RECORDS SHOWN:
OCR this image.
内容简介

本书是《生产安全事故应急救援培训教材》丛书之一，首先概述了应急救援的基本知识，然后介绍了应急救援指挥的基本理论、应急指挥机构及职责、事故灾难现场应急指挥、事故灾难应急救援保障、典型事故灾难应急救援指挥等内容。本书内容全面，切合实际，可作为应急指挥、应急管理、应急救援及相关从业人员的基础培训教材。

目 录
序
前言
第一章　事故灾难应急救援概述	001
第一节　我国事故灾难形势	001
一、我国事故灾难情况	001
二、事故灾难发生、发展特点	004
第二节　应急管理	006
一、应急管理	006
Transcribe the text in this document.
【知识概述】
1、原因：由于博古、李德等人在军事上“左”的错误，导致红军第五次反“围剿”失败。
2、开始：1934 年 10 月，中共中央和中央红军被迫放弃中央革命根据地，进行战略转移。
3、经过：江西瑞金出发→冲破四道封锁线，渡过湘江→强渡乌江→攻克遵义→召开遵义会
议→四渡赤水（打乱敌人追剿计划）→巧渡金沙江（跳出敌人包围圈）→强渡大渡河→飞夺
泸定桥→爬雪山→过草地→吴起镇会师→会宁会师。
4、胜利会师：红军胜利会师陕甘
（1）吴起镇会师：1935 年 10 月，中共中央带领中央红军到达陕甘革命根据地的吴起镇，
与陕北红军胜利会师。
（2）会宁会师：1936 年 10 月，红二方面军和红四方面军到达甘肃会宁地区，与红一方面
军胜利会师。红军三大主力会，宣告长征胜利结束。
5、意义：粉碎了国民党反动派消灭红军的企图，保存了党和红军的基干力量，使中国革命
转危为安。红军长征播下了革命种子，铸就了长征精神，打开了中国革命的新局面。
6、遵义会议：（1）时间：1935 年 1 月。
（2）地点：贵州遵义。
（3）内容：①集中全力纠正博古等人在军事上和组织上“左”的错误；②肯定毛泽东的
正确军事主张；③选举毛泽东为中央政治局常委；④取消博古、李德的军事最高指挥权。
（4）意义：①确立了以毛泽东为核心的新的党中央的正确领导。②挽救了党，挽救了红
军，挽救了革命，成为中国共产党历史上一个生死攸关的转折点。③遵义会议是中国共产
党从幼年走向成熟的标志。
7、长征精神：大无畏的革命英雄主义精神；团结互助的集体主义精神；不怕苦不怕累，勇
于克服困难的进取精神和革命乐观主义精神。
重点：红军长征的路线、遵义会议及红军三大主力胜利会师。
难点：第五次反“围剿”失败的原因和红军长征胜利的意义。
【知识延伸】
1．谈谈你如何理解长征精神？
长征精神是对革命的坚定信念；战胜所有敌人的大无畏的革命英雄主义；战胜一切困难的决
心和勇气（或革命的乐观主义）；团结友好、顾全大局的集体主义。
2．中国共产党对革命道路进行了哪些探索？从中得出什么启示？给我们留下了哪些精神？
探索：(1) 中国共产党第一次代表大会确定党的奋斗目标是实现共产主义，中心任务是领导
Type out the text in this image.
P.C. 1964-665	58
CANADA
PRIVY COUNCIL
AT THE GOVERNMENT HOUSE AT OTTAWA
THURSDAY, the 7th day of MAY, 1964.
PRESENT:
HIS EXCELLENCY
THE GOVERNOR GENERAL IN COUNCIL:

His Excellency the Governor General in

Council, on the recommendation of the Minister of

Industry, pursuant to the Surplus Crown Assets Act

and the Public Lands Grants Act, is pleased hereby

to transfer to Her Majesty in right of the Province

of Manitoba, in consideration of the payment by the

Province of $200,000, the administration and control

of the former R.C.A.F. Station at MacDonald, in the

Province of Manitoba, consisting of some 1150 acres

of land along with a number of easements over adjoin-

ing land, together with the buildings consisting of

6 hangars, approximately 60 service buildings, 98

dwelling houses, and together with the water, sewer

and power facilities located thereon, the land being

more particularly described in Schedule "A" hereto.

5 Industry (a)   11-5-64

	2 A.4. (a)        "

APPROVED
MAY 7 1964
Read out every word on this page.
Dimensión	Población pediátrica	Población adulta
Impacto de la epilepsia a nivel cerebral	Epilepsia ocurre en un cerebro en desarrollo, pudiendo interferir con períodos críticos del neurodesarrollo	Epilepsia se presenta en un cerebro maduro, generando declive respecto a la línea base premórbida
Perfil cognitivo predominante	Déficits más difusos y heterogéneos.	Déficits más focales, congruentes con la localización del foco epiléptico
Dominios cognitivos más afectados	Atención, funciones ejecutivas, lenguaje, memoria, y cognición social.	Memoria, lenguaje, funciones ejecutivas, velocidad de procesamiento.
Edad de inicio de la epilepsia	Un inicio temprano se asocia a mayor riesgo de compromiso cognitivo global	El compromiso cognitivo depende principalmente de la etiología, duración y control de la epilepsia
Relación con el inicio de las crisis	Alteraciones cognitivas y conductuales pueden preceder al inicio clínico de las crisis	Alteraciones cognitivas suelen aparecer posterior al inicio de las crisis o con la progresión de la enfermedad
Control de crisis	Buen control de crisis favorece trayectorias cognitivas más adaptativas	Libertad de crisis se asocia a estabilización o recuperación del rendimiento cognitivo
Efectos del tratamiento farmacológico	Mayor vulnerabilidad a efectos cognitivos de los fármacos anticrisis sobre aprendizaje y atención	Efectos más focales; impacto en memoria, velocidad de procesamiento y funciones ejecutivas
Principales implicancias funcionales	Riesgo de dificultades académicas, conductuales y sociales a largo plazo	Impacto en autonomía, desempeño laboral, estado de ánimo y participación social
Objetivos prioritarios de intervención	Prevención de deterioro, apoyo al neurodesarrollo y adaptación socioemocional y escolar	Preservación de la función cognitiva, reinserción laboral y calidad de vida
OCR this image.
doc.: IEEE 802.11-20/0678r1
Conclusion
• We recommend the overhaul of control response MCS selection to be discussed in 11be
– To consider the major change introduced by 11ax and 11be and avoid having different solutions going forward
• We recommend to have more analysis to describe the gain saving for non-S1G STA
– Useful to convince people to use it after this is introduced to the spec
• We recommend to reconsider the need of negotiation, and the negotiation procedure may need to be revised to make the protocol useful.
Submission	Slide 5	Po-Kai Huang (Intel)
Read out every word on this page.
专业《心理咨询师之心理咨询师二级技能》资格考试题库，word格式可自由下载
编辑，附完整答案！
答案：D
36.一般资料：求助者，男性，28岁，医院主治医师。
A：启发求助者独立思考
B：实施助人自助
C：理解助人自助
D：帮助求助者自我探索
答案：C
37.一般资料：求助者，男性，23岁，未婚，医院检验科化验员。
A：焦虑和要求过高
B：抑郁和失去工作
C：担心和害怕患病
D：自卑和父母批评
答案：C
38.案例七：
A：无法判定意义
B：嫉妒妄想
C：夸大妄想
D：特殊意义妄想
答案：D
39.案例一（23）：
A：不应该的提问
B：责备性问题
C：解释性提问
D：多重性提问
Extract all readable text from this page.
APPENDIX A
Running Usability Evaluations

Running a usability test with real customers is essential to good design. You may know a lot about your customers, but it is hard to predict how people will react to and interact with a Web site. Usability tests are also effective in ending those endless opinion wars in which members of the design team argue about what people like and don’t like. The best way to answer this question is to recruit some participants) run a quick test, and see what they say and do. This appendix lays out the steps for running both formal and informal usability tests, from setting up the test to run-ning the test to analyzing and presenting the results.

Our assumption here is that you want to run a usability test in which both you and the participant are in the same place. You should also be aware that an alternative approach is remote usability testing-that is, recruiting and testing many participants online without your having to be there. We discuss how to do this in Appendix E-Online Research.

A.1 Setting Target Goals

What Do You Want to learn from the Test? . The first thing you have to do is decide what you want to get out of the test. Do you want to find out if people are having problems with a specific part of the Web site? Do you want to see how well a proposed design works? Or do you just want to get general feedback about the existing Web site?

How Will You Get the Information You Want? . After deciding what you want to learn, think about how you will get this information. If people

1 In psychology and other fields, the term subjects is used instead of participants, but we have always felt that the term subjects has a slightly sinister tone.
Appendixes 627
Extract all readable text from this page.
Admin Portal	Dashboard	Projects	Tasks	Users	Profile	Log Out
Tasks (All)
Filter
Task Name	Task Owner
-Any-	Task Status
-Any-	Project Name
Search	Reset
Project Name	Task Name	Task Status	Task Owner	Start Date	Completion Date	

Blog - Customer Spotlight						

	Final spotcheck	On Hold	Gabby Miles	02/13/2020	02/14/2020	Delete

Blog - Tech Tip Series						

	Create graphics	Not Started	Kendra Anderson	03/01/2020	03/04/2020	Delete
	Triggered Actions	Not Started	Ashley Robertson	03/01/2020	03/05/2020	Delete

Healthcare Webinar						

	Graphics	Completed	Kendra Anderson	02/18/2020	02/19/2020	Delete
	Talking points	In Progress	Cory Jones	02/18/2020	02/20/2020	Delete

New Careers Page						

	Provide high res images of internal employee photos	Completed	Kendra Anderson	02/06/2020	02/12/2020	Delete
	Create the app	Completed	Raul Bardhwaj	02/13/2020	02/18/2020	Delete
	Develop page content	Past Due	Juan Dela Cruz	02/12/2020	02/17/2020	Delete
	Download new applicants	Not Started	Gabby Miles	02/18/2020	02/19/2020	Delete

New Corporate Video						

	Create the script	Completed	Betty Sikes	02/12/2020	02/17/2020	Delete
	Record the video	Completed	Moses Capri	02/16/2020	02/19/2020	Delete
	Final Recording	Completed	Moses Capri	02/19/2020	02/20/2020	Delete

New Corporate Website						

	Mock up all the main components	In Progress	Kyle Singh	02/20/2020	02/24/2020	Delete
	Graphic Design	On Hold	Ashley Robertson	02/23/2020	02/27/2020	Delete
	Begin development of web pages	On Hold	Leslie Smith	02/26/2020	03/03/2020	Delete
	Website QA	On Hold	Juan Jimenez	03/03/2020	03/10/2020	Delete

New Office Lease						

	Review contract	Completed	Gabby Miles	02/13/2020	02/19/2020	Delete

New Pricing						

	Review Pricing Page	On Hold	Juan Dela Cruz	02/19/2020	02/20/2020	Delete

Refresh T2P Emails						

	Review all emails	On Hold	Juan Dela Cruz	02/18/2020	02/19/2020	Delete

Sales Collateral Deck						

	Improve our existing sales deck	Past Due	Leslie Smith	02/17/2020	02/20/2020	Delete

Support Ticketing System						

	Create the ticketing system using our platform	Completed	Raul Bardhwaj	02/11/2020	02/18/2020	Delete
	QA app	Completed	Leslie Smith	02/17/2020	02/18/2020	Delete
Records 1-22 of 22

TASK DETAILS: Filter the data for the string "Review" and copy every line that has it.

TASK RESULT:
	Review contract	Completed	Gabby Miles	02/13/2020	02/19/2020	Delete
	Review Pricing Page	On Hold	Juan Dela Cruz	02/19/2020	02/20/2020	Delete
	Review all emails	On Hold	Juan Dela Cruz	02/18/2020	02/19/2020	Delete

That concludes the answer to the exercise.